= Request =
Search the listing for "venti" and copy every line where it appears.

= Entries shown =
***
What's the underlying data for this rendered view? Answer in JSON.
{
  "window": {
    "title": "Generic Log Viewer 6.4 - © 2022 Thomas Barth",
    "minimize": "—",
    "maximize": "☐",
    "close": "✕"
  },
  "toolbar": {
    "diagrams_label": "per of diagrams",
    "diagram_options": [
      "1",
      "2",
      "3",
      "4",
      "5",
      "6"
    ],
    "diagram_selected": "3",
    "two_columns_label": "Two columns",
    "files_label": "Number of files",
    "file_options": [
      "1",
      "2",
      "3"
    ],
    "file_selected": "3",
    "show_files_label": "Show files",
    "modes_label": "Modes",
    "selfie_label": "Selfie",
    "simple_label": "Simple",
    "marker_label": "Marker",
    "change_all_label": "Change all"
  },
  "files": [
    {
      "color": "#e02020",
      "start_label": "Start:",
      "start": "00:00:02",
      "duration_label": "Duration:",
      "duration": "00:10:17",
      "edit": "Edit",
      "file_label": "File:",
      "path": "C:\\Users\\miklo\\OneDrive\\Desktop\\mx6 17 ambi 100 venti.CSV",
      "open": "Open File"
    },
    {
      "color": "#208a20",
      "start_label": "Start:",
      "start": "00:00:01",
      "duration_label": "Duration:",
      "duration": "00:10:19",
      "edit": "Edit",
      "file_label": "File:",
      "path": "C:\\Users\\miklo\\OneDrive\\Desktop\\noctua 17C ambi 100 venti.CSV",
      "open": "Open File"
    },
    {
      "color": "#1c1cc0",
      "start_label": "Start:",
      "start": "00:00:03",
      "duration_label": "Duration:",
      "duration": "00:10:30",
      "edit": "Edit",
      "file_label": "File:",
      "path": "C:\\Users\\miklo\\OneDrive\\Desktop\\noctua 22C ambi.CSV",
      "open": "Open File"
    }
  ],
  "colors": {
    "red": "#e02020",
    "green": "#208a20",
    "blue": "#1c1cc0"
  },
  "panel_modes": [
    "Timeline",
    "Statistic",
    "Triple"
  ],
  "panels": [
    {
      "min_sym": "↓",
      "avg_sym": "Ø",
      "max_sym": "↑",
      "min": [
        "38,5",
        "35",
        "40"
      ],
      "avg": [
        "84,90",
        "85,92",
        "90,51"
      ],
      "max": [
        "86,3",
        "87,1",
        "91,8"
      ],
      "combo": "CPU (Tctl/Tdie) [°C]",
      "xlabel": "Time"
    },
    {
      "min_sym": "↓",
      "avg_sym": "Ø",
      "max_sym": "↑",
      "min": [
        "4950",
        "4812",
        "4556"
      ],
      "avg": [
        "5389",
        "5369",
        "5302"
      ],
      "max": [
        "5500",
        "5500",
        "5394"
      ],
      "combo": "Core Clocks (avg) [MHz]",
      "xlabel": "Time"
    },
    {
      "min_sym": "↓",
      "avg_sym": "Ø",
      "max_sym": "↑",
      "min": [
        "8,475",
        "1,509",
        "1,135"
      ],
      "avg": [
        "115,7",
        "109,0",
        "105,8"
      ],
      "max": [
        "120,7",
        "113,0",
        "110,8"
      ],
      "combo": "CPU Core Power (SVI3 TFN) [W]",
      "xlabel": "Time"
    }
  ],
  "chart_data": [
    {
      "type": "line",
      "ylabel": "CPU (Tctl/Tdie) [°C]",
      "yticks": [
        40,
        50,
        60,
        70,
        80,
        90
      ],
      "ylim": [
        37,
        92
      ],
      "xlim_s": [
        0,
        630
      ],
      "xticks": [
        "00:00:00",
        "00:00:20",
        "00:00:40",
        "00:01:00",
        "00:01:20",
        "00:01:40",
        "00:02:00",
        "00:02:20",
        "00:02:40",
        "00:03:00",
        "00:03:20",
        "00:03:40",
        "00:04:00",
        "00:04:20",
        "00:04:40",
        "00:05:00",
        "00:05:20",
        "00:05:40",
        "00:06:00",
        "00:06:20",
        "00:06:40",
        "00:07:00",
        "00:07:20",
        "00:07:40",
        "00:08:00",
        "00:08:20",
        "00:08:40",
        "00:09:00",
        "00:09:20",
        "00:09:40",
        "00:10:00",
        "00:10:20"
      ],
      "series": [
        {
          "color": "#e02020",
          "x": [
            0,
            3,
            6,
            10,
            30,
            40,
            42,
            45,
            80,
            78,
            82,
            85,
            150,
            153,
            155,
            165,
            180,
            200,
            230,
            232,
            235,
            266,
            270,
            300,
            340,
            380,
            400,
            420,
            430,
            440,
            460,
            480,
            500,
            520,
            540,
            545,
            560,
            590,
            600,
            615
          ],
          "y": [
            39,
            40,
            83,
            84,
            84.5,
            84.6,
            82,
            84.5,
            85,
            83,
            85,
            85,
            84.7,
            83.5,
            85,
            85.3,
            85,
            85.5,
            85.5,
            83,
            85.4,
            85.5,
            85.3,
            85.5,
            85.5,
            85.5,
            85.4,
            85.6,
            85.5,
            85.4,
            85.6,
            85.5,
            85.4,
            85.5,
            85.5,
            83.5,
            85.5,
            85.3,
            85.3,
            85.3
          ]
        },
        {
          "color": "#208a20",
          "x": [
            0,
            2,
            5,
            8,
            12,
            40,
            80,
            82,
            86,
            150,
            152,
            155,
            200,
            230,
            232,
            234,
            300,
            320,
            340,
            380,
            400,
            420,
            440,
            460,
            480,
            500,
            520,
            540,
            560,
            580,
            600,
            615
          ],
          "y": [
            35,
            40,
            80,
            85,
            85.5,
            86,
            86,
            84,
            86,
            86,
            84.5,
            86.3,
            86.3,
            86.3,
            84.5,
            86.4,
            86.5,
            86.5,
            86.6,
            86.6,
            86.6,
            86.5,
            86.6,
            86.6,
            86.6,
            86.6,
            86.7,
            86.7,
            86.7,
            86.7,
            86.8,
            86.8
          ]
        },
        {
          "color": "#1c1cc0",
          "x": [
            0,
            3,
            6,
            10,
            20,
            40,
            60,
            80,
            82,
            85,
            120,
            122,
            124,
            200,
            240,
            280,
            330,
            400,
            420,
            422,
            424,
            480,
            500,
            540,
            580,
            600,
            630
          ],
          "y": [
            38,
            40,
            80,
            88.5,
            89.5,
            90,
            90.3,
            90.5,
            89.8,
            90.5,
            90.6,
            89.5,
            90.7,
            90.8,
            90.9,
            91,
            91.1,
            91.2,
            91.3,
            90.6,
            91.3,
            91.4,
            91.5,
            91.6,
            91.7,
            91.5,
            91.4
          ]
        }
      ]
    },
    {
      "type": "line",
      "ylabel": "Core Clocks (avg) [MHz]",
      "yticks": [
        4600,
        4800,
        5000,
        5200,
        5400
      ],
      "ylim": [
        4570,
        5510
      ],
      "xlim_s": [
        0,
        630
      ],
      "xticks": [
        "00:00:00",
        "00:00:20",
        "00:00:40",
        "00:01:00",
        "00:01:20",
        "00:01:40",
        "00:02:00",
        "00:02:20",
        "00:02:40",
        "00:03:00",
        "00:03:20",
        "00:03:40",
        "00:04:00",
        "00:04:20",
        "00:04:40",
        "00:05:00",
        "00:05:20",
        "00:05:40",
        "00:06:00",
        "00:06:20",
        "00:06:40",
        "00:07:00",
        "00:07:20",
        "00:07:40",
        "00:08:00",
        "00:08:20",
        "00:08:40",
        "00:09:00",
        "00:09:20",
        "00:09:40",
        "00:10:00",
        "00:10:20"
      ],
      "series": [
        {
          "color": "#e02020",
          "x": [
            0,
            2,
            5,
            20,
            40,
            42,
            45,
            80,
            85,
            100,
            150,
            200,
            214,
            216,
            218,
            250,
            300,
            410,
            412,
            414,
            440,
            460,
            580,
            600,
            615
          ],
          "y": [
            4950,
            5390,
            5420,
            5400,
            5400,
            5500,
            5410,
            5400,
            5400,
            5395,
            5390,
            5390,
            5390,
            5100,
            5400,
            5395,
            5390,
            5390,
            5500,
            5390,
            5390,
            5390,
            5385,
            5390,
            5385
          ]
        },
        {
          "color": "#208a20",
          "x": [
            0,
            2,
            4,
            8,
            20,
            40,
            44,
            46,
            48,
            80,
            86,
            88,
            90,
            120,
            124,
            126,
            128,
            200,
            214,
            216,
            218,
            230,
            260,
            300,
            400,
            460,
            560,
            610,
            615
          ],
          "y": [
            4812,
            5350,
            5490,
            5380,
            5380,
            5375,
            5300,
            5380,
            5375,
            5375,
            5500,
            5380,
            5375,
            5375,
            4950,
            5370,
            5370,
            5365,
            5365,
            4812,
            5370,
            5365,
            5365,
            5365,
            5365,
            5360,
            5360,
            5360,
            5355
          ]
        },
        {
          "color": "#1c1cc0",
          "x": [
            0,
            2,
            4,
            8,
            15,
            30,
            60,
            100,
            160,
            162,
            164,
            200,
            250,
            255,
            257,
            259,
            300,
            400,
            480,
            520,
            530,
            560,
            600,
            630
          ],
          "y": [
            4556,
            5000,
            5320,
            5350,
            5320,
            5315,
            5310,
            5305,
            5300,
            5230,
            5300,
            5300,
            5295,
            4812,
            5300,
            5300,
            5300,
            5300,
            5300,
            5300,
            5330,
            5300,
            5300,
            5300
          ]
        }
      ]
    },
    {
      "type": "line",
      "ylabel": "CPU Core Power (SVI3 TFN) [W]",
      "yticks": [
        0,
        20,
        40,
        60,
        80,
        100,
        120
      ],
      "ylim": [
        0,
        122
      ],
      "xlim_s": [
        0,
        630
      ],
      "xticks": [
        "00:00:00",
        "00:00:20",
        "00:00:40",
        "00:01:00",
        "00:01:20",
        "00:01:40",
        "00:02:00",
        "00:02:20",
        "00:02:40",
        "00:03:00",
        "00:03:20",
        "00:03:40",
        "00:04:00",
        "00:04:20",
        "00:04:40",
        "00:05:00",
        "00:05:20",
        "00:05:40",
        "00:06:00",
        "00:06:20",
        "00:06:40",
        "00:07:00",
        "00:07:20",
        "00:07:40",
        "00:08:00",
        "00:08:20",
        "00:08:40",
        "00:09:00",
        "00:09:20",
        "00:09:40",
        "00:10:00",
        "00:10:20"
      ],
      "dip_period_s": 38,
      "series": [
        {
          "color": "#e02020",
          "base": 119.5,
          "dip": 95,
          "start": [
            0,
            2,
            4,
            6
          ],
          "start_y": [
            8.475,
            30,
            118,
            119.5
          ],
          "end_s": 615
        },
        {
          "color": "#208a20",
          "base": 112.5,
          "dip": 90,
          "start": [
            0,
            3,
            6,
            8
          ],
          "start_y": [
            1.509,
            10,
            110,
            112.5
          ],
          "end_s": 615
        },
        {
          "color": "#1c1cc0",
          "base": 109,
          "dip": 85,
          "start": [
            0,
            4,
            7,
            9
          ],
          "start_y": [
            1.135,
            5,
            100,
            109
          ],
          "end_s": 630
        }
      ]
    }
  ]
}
***
= Exercise answer =
      "path": "C:\\Users\\miklo\\OneDrive\\Desktop\\mx6 17 ambi 100 venti.CSV",
      "path": "C:\\Users\\miklo\\OneDrive\\Desktop\\noctua 17C ambi 100 venti.CSV",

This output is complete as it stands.